Brief: Print the records below exactly as they appear.

Dataset excerpt:
## begin

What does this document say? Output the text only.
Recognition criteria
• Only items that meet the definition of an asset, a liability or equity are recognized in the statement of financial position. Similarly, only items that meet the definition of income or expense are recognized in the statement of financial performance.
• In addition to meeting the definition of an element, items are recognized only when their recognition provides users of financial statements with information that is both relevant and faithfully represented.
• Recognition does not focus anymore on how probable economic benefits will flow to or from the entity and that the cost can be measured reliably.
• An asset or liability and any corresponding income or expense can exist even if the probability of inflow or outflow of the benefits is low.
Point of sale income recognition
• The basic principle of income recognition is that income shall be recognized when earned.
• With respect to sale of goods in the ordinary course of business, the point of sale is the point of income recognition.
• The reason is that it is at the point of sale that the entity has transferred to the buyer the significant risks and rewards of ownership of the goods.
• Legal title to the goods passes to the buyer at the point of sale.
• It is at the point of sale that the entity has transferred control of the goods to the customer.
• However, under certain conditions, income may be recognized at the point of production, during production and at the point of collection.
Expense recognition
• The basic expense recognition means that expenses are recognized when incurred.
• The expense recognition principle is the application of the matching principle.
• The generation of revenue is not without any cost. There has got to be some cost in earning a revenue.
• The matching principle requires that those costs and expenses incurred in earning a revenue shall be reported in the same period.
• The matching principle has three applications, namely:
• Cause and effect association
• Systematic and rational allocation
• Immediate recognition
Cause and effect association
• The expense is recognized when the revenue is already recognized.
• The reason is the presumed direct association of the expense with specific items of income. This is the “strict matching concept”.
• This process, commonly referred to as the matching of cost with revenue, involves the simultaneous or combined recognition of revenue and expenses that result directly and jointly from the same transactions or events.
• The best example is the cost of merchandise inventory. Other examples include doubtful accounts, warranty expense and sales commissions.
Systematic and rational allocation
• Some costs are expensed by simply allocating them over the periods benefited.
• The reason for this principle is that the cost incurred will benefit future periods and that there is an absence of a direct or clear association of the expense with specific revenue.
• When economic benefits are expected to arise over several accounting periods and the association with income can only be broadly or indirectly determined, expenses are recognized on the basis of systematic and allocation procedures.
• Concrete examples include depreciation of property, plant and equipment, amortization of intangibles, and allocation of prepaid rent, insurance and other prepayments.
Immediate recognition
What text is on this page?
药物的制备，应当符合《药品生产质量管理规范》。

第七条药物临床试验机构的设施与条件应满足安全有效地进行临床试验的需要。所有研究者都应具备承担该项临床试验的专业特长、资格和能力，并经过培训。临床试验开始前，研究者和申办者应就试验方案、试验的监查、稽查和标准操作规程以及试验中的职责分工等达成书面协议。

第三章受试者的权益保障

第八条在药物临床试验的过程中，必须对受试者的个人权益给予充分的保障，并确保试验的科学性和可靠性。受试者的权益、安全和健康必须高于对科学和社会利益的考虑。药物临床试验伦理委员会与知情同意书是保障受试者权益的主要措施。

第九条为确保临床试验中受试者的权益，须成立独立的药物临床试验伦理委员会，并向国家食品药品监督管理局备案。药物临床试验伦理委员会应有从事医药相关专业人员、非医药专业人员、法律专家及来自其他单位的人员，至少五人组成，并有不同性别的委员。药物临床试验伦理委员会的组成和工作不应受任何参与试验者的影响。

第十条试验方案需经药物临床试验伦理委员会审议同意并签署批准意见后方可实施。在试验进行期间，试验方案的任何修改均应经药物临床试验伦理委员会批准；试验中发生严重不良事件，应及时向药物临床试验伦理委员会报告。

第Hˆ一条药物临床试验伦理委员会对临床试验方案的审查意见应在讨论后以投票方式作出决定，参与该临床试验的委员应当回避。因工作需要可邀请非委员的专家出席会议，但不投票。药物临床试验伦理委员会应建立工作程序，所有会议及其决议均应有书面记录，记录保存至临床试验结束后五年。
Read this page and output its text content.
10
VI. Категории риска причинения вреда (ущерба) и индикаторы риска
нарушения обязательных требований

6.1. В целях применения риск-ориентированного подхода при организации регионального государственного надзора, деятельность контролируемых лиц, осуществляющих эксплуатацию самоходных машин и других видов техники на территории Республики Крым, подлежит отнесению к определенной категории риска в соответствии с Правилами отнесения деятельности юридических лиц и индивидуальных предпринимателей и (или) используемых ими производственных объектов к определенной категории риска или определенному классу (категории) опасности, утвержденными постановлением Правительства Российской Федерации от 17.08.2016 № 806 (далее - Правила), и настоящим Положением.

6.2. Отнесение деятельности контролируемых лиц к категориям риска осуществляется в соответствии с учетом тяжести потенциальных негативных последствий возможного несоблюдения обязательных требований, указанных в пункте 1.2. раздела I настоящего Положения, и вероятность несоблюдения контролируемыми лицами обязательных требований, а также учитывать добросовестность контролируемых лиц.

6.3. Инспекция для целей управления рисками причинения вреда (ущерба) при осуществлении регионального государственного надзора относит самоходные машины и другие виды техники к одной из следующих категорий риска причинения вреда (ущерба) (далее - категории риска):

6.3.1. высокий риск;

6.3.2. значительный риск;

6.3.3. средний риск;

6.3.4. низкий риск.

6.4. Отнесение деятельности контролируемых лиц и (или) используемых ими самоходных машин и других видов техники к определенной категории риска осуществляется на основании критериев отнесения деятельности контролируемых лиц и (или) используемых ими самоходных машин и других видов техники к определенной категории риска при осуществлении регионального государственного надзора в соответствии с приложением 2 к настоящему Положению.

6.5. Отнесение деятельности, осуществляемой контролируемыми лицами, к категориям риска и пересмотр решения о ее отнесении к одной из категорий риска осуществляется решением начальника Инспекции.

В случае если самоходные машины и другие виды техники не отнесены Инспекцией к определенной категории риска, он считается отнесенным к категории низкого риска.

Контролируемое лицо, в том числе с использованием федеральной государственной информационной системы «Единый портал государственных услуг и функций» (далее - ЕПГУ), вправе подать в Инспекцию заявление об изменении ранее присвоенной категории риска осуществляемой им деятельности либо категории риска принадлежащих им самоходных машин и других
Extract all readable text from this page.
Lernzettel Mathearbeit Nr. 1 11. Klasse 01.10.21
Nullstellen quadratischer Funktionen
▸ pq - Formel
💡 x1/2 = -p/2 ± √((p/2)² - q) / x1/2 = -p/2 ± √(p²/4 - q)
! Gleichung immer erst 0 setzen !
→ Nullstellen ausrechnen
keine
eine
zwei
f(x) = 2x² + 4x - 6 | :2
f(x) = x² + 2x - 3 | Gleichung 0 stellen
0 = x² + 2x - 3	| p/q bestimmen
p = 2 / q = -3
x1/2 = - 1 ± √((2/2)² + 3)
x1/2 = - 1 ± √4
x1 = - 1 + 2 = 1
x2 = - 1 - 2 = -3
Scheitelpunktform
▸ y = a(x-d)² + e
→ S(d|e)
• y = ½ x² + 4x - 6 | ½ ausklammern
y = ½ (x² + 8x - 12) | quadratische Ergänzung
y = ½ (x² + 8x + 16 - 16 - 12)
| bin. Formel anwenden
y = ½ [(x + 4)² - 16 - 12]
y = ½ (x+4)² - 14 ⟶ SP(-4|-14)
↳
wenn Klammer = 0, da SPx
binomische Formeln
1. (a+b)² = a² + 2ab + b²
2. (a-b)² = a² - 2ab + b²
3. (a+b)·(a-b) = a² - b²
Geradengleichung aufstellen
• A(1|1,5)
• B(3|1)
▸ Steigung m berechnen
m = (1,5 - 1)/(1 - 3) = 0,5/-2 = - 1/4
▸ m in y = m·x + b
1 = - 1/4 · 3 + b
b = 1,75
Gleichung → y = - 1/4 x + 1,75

## end

Written reply:
What does this document say? Output the text only.
Recognition criteria
• Only items that meet the definition of an asset, a liability or equity are recognized in the statement of financial position. Similarly, only items that meet the definition of income or expense are recognized in the statement of financial performance.
• In addition to meeting the definition of an element, items are recognized only when their recognition provides users of financial statements with information that is both relevant and faithfully represented.
• Recognition does not focus anymore on how probable economic benefits will flow to or from the entity and that the cost can be measured reliably.
• An asset or liability and any corresponding income or expense can exist even if the probability of inflow or outflow of the benefits is low.
Point of sale income recognition
• The basic principle of income recognition is that income shall be recognized when earned.
• With respect to sale of goods in the ordinary course of business, the point of sale is the point of income recognition.
• The reason is that it is at the point of sale that the entity has transferred to the buyer the significant risks and rewards of ownership of the goods.
• Legal title to the goods passes to the buyer at the point of sale.
• It is at the point of sale that the entity has transferred control of the goods to the customer.
• However, under certain conditions, income may be recognized at the point of production, during production and at the point of collection.
Expense recognition
• The basic expense recognition means that expenses are recognized when incurred.
• The expense recognition principle is the application of the matching principle.
• The generation of revenue is not without any cost. There has got to be some cost in earning a revenue.
• The matching principle requires that those costs and expenses incurred in earning a revenue shall be reported in the same period.
• The matching principle has three applications, namely:
• Cause and effect association
• Systematic and rational allocation
• Immediate recognition
Cause and effect association
• The expense is recognized when the revenue is already recognized.
• The reason is the presumed direct association of the expense with specific items of income. This is the “strict matching concept”.
• This process, commonly referred to as the matching of cost with revenue, involves the simultaneous or combined recognition of revenue and expenses that result directly and jointly from the same transactions or events.
• The best example is the cost of merchandise inventory. Other examples include doubtful accounts, warranty expense and sales commissions.
Systematic and rational allocation
• Some costs are expensed by simply allocating them over the periods benefited.
• The reason for this principle is that the cost incurred will benefit future periods and that there is an absence of a direct or clear association of the expense with specific revenue.
• When economic benefits are expected to arise over several accounting periods and the association with income can only be broadly or indirectly determined, expenses are recognized on the basis of systematic and allocation procedures.
• Concrete examples include depreciation of property, plant and equipment, amortization of intangibles, and allocation of prepaid rent, insurance and other prepayments.
Immediate recognition
What text is on this page?
药物的制备，应当符合《药品生产质量管理规范》。

第七条药物临床试验机构的设施与条件应满足安全有效地进行临床试验的需要。所有研究者都应具备承担该项临床试验的专业特长、资格和能力，并经过培训。临床试验开始前，研究者和申办者应就试验方案、试验的监查、稽查和标准操作规程以及试验中的职责分工等达成书面协议。

第三章受试者的权益保障

第八条在药物临床试验的过程中，必须对受试者的个人权益给予充分的保障，并确保试验的科学性和可靠性。受试者的权益、安全和健康必须高于对科学和社会利益的考虑。药物临床试验伦理委员会与知情同意书是保障受试者权益的主要措施。

第九条为确保临床试验中受试者的权益，须成立独立的药物临床试验伦理委员会，并向国家食品药品监督管理局备案。药物临床试验伦理委员会应有从事医药相关专业人员、非医药专业人员、法律专家及来自其他单位的人员，至少五人组成，并有不同性别的委员。药物临床试验伦理委员会的组成和工作不应受任何参与试验者的影响。

第十条试验方案需经药物临床试验伦理委员会审议同意并签署批准意见后方可实施。在试验进行期间，试验方案的任何修改均应经药物临床试验伦理委员会批准；试验中发生严重不良事件，应及时向药物临床试验伦理委员会报告。

第Hˆ一条药物临床试验伦理委员会对临床试验方案的审查意见应在讨论后以投票方式作出决定，参与该临床试验的委员应当回避。因工作需要可邀请非委员的专家出席会议，但不投票。药物临床试验伦理委员会应建立工作程序，所有会议及其决议均应有书面记录，记录保存至临床试验结束后五年。
Read this page and output its text content.
10
VI. Категории риска причинения вреда (ущерба) и индикаторы риска
нарушения обязательных требований

6.1. В целях применения риск-ориентированного подхода при организации регионального государственного надзора, деятельность контролируемых лиц, осуществляющих эксплуатацию самоходных машин и других видов техники на территории Республики Крым, подлежит отнесению к определенной категории риска в соответствии с Правилами отнесения деятельности юридических лиц и индивидуальных предпринимателей и (или) используемых ими производственных объектов к определенной категории риска или определенному классу (категории) опасности, утвержденными постановлением Правительства Российской Федерации от 17.08.2016 № 806 (далее - Правила), и настоящим Положением.

6.2. Отнесение деятельности контролируемых лиц к категориям риска осуществляется в соответствии с учетом тяжести потенциальных негативных последствий возможного несоблюдения обязательных требований, указанных в пункте 1.2. раздела I настоящего Положения, и вероятность несоблюдения контролируемыми лицами обязательных требований, а также учитывать добросовестность контролируемых лиц.

6.3. Инспекция для целей управления рисками причинения вреда (ущерба) при осуществлении регионального государственного надзора относит самоходные машины и другие виды техники к одной из следующих категорий риска причинения вреда (ущерба) (далее - категории риска):

6.3.1. высокий риск;

6.3.2. значительный риск;

6.3.3. средний риск;

6.3.4. низкий риск.

6.4. Отнесение деятельности контролируемых лиц и (или) используемых ими самоходных машин и других видов техники к определенной категории риска осуществляется на основании критериев отнесения деятельности контролируемых лиц и (или) используемых ими самоходных машин и других видов техники к определенной категории риска при осуществлении регионального государственного надзора в соответствии с приложением 2 к настоящему Положению.

6.5. Отнесение деятельности, осуществляемой контролируемыми лицами, к категориям риска и пересмотр решения о ее отнесении к одной из категорий риска осуществляется решением начальника Инспекции.

В случае если самоходные машины и другие виды техники не отнесены Инспекцией к определенной категории риска, он считается отнесенным к категории низкого риска.

Контролируемое лицо, в том числе с использованием федеральной государственной информационной системы «Единый портал государственных услуг и функций» (далее - ЕПГУ), вправе подать в Инспекцию заявление об изменении ранее присвоенной категории риска осуществляемой им деятельности либо категории риска принадлежащих им самоходных машин и других
Extract all readable text from this page.
Lernzettel Mathearbeit Nr. 1 11. Klasse 01.10.21
Nullstellen quadratischer Funktionen
▸ pq - Formel
💡 x1/2 = -p/2 ± √((p/2)² - q) / x1/2 = -p/2 ± √(p²/4 - q)
! Gleichung immer erst 0 setzen !
→ Nullstellen ausrechnen
keine
eine
zwei
f(x) = 2x² + 4x - 6 | :2
f(x) = x² + 2x - 3 | Gleichung 0 stellen
0 = x² + 2x - 3	| p/q bestimmen
p = 2 / q = -3
x1/2 = - 1 ± √((2/2)² + 3)
x1/2 = - 1 ± √4
x1 = - 1 + 2 = 1
x2 = - 1 - 2 = -3
Scheitelpunktform
▸ y = a(x-d)² + e
→ S(d|e)
• y = ½ x² + 4x - 6 | ½ ausklammern
y = ½ (x² + 8x - 12) | quadratische Ergänzung
y = ½ (x² + 8x + 16 - 16 - 12)
| bin. Formel anwenden
y = ½ [(x + 4)² - 16 - 12]
y = ½ (x+4)² - 14 ⟶ SP(-4|-14)
↳
wenn Klammer = 0, da SPx
binomische Formeln
1. (a+b)² = a² + 2ab + b²
2. (a-b)² = a² - 2ab + b²
3. (a+b)·(a-b) = a² - b²
Geradengleichung aufstellen
• A(1|1,5)
• B(3|1)
▸ Steigung m berechnen
m = (1,5 - 1)/(1 - 3) = 0,5/-2 = - 1/4
▸ m in y = m·x + b
1 = - 1/4 · 3 + b
b = 1,75
Gleichung → y = - 1/4 x + 1,75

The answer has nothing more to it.